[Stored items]
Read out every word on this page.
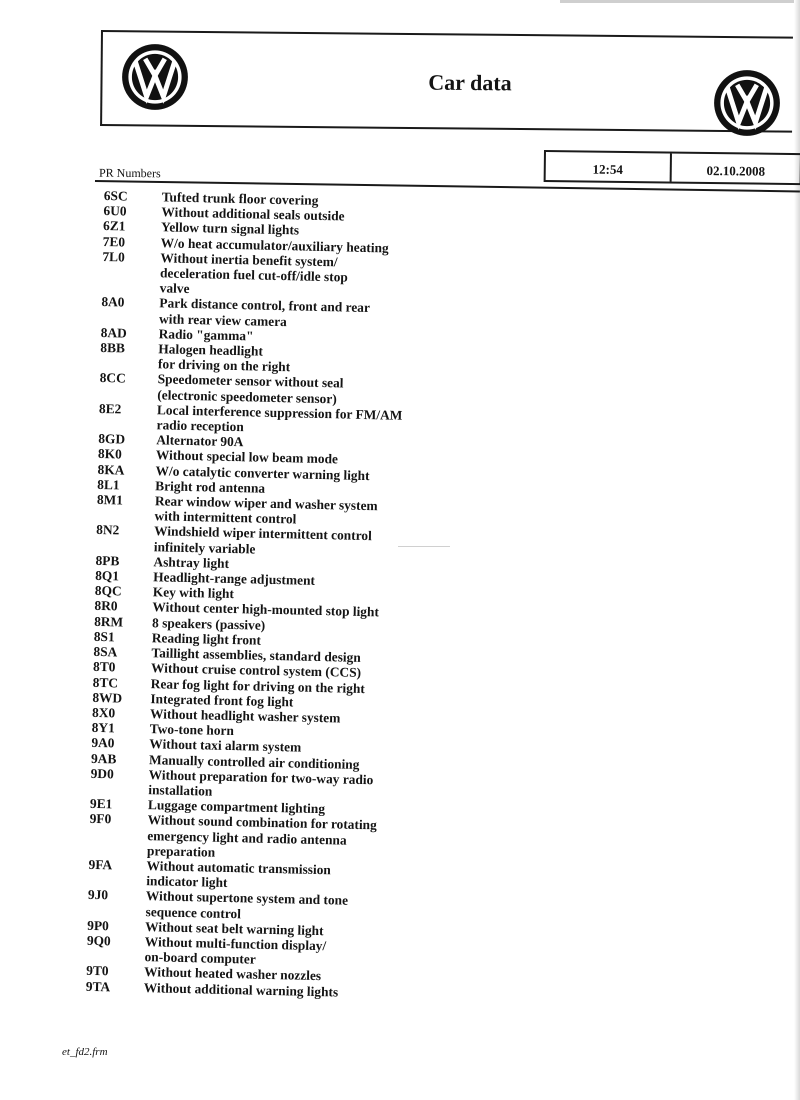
Car data
PR Numbers	12:54	02.10.2008
6SC	Tufted trunk floor covering
6U0	Without additional seals outside
6Z1	Yellow turn signal lights
7E0	W/o heat accumulator/auxiliary heating
7L0	Without inertia benefit system/
deceleration fuel cut-off/idle stop
valve
8A0	Park distance control, front and rear
with rear view camera
8AD	Radio "gamma"
8BB	Halogen headlight
for driving on the right
8CC	Speedometer sensor without seal
(electronic speedometer sensor)
8E2	Local interference suppression for FM/AM
radio reception
8GD	Alternator 90A
8K0	Without special low beam mode
8KA	W/o catalytic converter warning light
8L1	Bright rod antenna
8M1	Rear window wiper and washer system
with intermittent control
8N2	Windshield wiper intermittent control
infinitely variable
8PB	Ashtray light
8Q1	Headlight-range adjustment
8QC	Key with light
8R0	Without center high-mounted stop light
8RM	8 speakers (passive)
8S1	Reading light front
8SA	Taillight assemblies, standard design
8T0	Without cruise control system (CCS)
8TC	Rear fog light for driving on the right
8WD	Integrated front fog light
8X0	Without headlight washer system
8Y1	Two-tone horn
9A0	Without taxi alarm system
9AB	Manually controlled air conditioning
9D0	Without preparation for two-way radio
installation
9E1	Luggage compartment lighting
9F0	Without sound combination for rotating
emergency light and radio antenna
preparation
9FA	Without automatic transmission
indicator light
9J0	Without supertone system and tone
sequence control
9P0	Without seat belt warning light
9Q0	Without multi-function display/
on-board computer
9T0	Without heated washer nozzles
9TA	Without additional warning lights
et_fd2.frm
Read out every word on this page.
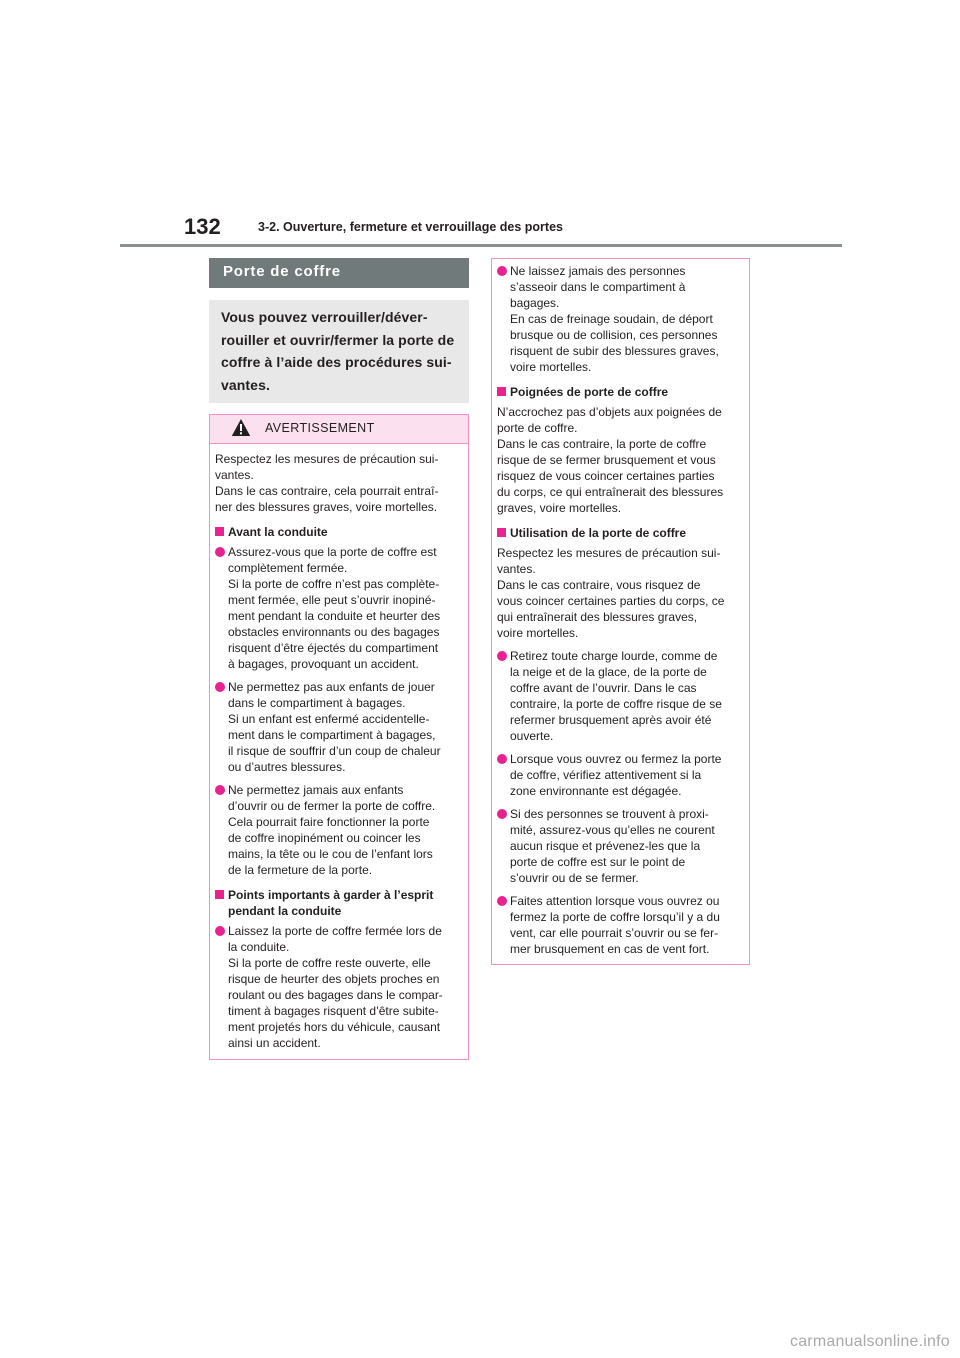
132	3-2. Ouverture, fermeture et verrouillage des portes
Porte de coffre
Vous pouvez verrouiller/déver-
rouiller et ouvrir/fermer la porte de
coffre à l’aide des procédures sui-
vantes.
AVERTISSEMENT
Respectez les mesures de précaution sui-
vantes.
Dans le cas contraire, cela pourrait entraî-
ner des blessures graves, voire mortelles.
Avant la conduite
Assurez-vous que la porte de coffre est
complètement fermée.
Si la porte de coffre n’est pas complète-
ment fermée, elle peut s’ouvrir inopiné-
ment pendant la conduite et heurter des
obstacles environnants ou des bagages
risquent d’être éjectés du compartiment
à bagages, provoquant un accident.
Ne permettez pas aux enfants de jouer
dans le compartiment à bagages.
Si un enfant est enfermé accidentelle-
ment dans le compartiment à bagages,
il risque de souffrir d’un coup de chaleur
ou d’autres blessures.
Ne permettez jamais aux enfants
d’ouvrir ou de fermer la porte de coffre.
Cela pourrait faire fonctionner la porte
de coffre inopinément ou coincer les
mains, la tête ou le cou de l’enfant lors
de la fermeture de la porte.
Points importants à garder à l’esprit
pendant la conduite
Laissez la porte de coffre fermée lors de
la conduite.
Si la porte de coffre reste ouverte, elle
risque de heurter des objets proches en
roulant ou des bagages dans le compar-
timent à bagages risquent d’être subite-
ment projetés hors du véhicule, causant
ainsi un accident.
Ne laissez jamais des personnes
s’asseoir dans le compartiment à
bagages.
En cas de freinage soudain, de déport
brusque ou de collision, ces personnes
risquent de subir des blessures graves,
voire mortelles.
Poignées de porte de coffre
N’accrochez pas d’objets aux poignées de
porte de coffre.
Dans le cas contraire, la porte de coffre
risque de se fermer brusquement et vous
risquez de vous coincer certaines parties
du corps, ce qui entraînerait des blessures
graves, voire mortelles.
Utilisation de la porte de coffre
Respectez les mesures de précaution sui-
vantes.
Dans le cas contraire, vous risquez de
vous coincer certaines parties du corps, ce
qui entraînerait des blessures graves,
voire mortelles.
Retirez toute charge lourde, comme de
la neige et de la glace, de la porte de
coffre avant de l’ouvrir. Dans le cas
contraire, la porte de coffre risque de se
refermer brusquement après avoir été
ouverte.
Lorsque vous ouvrez ou fermez la porte
de coffre, vérifiez attentivement si la
zone environnante est dégagée.
Si des personnes se trouvent à proxi-
mité, assurez-vous qu’elles ne courent
aucun risque et prévenez-les que la
porte de coffre est sur le point de
s’ouvrir ou de se fermer.
Faites attention lorsque vous ouvrez ou
fermez la porte de coffre lorsqu’il y a du
vent, car elle pourrait s’ouvrir ou se fer-
mer brusquement en cas de vent fort.
carmanualsonline.info
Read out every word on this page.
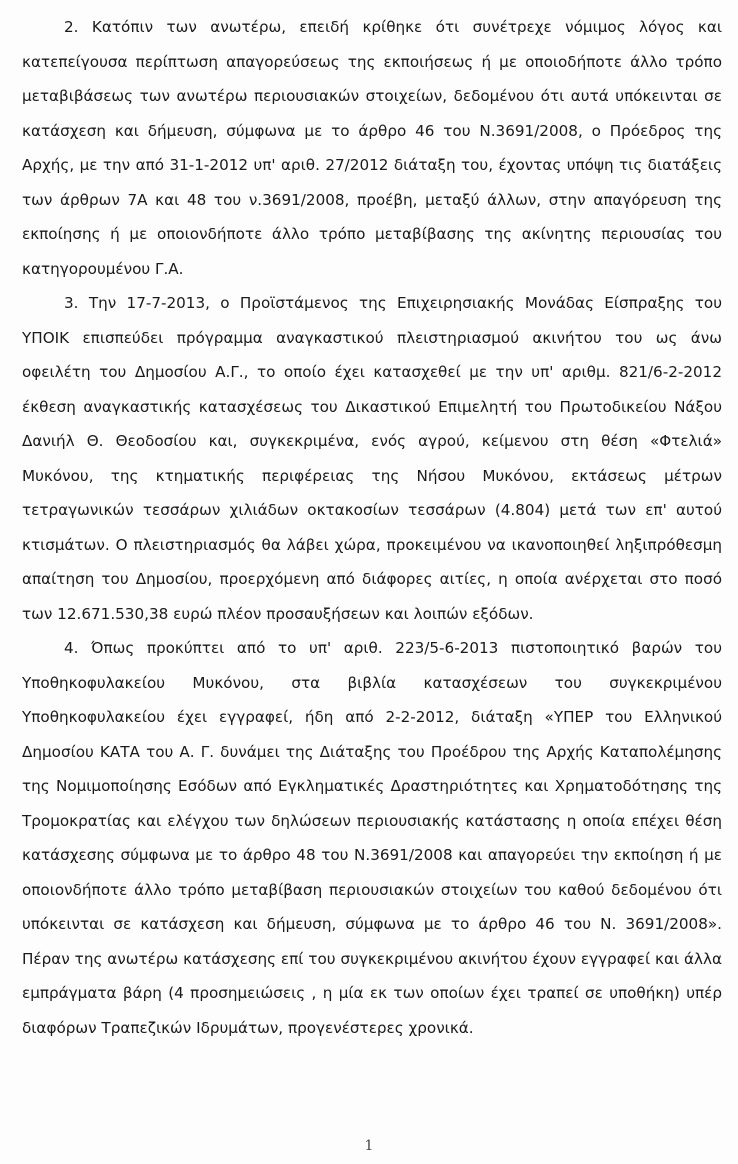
2. Κατόπιν των ανωτέρω, επειδή κρίθηκε ότι συνέτρεχε νόμιμος λόγος και κατεπείγουσα περίπτωση απαγορεύσεως της εκποιήσεως ή με οποιοδήποτε άλλο τρόπο μεταβιβάσεως των ανωτέρω περιουσιακών στοιχείων, δεδομένου ότι αυτά υπόκεινται σε κατάσχεση και δήμευση, σύμφωνα με το άρθρο 46 του Ν.3691/2008, ο Πρόεδρος της Αρχής, με την από 31-1-2012 υπ' αριθ. 27/2012 διάταξη του, έχοντας υπόψη τις διατάξεις των άρθρων 7Α και 48 του ν.3691/2008, προέβη, μεταξύ άλλων, στην απαγόρευση της εκποίησης ή με οποιονδήποτε άλλο τρόπο μεταβίβασης της ακίνητης περιουσίας του κατηγορουμένου Γ.Α.

3. Την 17-7-2013, ο Προϊστάμενος της Επιχειρησιακής Μονάδας Είσπραξης του ΥΠΟΙΚ επισπεύδει πρόγραμμα αναγκαστικού πλειστηριασμού ακινήτου του ως άνω οφειλέτη του Δημοσίου Α.Γ., το οποίο έχει κατασχεθεί με την υπ' αριθμ. 821/6-2-2012 έκθεση αναγκαστικής κατασχέσεως του Δικαστικού Επιμελητή του Πρωτοδικείου Νάξου Δανιήλ Θ. Θεοδοσίου και, συγκεκριμένα, ενός αγρού, κείμενου στη θέση «Φτελιά» Μυκόνου, της κτηματικής περιφέρειας της Νήσου Μυκόνου, εκτάσεως μέτρων τετραγωνικών τεσσάρων χιλιάδων οκτακοσίων τεσσάρων (4.804) μετά των επ' αυτού κτισμάτων. Ο πλειστηριασμός θα λάβει χώρα, προκειμένου να ικανοποιηθεί ληξιπρόθεσμη απαίτηση του Δημοσίου, προερχόμενη από διάφορες αιτίες, η οποία ανέρχεται στο ποσό των 12.671.530,38 ευρώ πλέον προσαυξήσεων και λοιπών εξόδων.

4. Όπως προκύπτει από το υπ' αριθ. 223/5-6-2013 πιστοποιητικό βαρών του Υποθηκοφυλακείου Μυκόνου, στα βιβλία κατασχέσεων του συγκεκριμένου Υποθηκοφυλακείου έχει εγγραφεί, ήδη από 2-2-2012, διάταξη «ΥΠΕΡ του Ελληνικού Δημοσίου ΚΑΤΑ του Α. Γ. δυνάμει της Διάταξης του Προέδρου της Αρχής Καταπολέμησης της Νομιμοποίησης Εσόδων από Εγκληματικές Δραστηριότητες και Χρηματοδότησης της Τρομοκρατίας και ελέγχου των δηλώσεων περιουσιακής κατάστασης η οποία επέχει θέση κατάσχεσης σύμφωνα με το άρθρο 48 του Ν.3691/2008 και απαγορεύει την εκποίηση ή με οποιονδήποτε άλλο τρόπο μεταβίβαση περιουσιακών στοιχείων του καθού δεδομένου ότι υπόκεινται σε κατάσχεση και δήμευση, σύμφωνα με το άρθρο 46 του Ν. 3691/2008». Πέραν της ανωτέρω κατάσχεσης επί του συγκεκριμένου ακινήτου έχουν εγγραφεί και άλλα εμπράγματα βάρη (4 προσημειώσεις , η μία εκ των οποίων έχει τραπεί σε υποθήκη) υπέρ διαφόρων Τραπεζικών Ιδρυμάτων, προγενέστερες χρονικά.

1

Exercise prompt: Using the records above, say how many lines include the string "sensor". Only the number is wanted.

The output: 2